[Start Data to use]

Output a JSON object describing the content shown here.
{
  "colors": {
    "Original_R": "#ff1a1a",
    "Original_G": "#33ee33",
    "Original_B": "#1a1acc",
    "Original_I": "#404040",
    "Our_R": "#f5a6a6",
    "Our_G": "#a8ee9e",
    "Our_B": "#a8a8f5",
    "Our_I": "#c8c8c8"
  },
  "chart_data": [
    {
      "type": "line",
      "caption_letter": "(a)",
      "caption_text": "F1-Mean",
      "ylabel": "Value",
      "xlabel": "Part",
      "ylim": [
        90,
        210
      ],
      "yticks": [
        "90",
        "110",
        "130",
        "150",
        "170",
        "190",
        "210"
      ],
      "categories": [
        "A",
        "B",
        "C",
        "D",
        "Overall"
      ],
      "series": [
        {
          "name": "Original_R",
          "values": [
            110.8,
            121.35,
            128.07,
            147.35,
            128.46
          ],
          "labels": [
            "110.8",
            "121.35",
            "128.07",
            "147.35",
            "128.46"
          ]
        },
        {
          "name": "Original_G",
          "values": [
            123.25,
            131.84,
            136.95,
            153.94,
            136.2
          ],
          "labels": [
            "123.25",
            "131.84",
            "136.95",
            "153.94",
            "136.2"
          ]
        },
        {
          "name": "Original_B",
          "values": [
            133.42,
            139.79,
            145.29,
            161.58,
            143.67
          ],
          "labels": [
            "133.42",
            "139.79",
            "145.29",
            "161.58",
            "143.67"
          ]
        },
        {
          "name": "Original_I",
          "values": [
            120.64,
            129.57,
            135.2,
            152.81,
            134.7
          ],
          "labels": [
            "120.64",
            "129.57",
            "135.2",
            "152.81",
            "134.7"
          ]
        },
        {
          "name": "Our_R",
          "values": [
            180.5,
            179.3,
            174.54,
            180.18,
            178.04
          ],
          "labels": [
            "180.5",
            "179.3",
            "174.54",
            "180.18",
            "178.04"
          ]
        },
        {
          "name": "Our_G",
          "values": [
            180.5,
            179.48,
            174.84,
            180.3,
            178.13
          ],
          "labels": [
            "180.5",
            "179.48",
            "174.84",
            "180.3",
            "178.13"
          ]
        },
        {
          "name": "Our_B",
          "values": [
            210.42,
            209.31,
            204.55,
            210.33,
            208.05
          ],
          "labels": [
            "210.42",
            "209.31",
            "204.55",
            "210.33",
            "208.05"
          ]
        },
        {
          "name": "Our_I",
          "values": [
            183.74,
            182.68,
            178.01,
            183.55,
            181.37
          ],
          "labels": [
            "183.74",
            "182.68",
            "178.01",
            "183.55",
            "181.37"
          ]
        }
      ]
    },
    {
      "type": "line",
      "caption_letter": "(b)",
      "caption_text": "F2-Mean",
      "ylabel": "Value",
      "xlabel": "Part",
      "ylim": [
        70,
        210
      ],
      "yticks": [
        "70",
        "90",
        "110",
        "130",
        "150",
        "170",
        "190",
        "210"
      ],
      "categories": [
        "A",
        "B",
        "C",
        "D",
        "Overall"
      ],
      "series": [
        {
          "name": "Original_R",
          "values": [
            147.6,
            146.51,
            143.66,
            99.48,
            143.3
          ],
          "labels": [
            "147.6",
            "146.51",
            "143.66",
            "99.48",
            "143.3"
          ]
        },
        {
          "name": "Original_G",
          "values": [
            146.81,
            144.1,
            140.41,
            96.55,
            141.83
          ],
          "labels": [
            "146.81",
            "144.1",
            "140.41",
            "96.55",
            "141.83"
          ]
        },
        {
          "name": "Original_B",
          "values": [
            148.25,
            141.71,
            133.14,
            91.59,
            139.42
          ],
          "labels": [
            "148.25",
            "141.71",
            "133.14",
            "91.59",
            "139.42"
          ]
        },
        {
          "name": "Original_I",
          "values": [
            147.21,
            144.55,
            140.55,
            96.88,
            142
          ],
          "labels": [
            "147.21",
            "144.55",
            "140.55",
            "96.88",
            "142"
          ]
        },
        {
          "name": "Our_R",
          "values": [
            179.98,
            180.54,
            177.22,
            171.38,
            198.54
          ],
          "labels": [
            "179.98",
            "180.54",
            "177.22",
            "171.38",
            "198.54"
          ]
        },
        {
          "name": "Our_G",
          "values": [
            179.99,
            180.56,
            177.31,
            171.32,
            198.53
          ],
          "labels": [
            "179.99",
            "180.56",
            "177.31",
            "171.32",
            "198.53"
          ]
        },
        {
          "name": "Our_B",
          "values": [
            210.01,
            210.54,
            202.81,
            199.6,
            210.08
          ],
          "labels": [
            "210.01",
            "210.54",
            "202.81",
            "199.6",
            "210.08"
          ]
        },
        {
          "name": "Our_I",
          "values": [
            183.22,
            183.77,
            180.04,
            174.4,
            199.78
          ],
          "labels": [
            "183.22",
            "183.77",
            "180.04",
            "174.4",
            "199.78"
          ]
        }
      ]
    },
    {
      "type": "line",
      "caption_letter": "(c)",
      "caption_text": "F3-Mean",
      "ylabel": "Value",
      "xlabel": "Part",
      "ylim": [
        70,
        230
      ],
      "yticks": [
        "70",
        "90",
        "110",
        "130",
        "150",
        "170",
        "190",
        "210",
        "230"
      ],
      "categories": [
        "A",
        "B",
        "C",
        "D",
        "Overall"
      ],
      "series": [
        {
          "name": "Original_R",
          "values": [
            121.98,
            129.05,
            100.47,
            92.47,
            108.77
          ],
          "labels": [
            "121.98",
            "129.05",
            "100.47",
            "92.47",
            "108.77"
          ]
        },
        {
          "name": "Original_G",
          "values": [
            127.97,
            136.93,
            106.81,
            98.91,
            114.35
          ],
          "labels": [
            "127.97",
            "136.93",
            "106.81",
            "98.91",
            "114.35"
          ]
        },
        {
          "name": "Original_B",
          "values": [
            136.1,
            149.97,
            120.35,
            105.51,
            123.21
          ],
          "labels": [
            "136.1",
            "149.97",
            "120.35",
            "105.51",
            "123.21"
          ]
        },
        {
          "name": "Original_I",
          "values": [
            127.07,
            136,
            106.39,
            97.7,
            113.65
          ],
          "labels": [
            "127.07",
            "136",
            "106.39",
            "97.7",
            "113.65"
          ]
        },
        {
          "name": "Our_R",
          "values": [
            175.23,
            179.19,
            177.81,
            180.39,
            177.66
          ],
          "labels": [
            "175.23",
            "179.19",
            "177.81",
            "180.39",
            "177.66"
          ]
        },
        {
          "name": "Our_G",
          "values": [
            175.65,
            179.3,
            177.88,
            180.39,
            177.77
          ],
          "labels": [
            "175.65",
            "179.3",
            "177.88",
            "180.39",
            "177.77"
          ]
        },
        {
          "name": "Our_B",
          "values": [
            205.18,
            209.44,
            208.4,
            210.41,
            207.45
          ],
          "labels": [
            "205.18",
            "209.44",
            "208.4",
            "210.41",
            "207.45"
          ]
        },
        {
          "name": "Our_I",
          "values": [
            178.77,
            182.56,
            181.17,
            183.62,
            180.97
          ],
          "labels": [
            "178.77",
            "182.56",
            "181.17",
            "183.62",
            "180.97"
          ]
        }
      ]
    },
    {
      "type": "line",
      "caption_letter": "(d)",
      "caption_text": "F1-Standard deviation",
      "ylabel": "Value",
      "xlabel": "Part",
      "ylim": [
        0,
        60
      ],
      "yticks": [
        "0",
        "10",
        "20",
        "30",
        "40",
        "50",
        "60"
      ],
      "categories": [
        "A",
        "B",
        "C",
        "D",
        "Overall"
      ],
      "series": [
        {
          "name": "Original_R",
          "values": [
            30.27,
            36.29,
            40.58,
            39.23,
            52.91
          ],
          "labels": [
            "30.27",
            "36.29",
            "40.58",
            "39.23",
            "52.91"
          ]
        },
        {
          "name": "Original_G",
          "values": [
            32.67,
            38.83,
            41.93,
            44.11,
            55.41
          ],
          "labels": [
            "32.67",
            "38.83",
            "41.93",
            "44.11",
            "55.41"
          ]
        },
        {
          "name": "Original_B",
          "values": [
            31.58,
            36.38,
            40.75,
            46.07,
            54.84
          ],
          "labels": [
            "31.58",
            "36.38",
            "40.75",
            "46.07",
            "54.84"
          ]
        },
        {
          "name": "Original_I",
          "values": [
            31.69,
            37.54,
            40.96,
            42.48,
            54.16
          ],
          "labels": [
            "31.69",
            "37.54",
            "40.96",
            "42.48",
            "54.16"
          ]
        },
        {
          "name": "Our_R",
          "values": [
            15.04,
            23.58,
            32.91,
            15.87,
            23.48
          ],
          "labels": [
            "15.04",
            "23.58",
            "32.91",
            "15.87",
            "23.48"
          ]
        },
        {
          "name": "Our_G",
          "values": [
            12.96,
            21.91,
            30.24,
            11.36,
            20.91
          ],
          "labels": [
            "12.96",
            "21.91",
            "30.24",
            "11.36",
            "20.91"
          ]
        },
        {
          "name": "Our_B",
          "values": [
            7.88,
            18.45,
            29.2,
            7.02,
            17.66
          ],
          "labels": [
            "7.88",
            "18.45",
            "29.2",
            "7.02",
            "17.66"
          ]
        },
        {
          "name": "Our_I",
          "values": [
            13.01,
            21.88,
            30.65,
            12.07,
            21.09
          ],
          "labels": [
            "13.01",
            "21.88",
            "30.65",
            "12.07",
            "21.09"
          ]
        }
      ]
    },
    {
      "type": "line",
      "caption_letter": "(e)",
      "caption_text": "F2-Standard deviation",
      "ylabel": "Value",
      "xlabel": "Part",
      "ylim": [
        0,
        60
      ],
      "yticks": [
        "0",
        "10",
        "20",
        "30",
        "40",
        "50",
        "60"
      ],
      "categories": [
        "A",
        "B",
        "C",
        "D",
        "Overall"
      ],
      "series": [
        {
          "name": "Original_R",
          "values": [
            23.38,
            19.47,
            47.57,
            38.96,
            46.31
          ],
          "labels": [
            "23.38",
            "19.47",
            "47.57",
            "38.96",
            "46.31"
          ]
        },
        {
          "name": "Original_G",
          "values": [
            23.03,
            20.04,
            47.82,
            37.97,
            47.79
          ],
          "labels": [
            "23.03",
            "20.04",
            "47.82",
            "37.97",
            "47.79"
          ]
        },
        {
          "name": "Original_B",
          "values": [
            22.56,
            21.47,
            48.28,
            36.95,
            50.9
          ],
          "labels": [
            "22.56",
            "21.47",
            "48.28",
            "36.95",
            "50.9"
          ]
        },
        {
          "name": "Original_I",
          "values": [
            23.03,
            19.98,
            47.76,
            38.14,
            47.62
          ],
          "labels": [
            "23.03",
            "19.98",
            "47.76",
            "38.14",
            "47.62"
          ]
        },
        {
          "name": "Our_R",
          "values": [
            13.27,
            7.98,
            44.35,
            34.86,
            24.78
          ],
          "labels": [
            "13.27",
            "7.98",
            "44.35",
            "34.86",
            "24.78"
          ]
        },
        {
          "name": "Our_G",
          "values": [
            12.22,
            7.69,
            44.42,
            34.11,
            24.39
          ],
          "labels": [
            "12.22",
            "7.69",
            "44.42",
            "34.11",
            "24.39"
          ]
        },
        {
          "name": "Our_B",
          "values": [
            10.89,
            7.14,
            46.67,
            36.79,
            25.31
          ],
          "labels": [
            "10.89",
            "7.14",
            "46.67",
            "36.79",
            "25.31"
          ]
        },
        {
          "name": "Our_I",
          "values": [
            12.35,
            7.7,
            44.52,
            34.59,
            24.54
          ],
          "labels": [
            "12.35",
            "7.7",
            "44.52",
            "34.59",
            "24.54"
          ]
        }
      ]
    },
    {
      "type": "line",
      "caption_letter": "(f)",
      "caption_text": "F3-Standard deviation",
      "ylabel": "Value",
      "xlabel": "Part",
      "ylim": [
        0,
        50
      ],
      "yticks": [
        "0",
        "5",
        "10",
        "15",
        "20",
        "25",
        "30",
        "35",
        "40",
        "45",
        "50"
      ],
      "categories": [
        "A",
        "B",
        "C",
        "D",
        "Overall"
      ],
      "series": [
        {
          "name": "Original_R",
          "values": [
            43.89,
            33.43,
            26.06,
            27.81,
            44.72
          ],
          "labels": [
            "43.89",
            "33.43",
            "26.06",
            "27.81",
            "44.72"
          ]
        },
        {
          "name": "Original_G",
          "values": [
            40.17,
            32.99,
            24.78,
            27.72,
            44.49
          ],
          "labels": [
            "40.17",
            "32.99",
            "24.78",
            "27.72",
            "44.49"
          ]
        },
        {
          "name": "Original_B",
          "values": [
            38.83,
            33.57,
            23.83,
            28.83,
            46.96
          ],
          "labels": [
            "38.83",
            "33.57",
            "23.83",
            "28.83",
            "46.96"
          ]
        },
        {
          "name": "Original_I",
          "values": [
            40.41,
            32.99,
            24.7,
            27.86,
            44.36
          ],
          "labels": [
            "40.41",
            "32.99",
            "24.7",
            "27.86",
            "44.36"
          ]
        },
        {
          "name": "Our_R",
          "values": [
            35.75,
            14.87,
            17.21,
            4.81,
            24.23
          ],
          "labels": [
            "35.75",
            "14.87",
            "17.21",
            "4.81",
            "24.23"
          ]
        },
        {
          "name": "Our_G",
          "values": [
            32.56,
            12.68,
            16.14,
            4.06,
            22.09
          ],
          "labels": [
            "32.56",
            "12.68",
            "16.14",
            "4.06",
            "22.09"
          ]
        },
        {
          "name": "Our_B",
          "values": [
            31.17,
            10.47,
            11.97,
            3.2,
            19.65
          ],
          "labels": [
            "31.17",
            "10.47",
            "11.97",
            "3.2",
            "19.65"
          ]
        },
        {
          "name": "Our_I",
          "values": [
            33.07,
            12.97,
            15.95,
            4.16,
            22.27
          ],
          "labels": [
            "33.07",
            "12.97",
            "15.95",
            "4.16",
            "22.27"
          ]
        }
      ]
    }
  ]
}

[End Data to use]

In the records above, how many lines include "Mean"? Give that number and nothing more.

**Task solution:**
3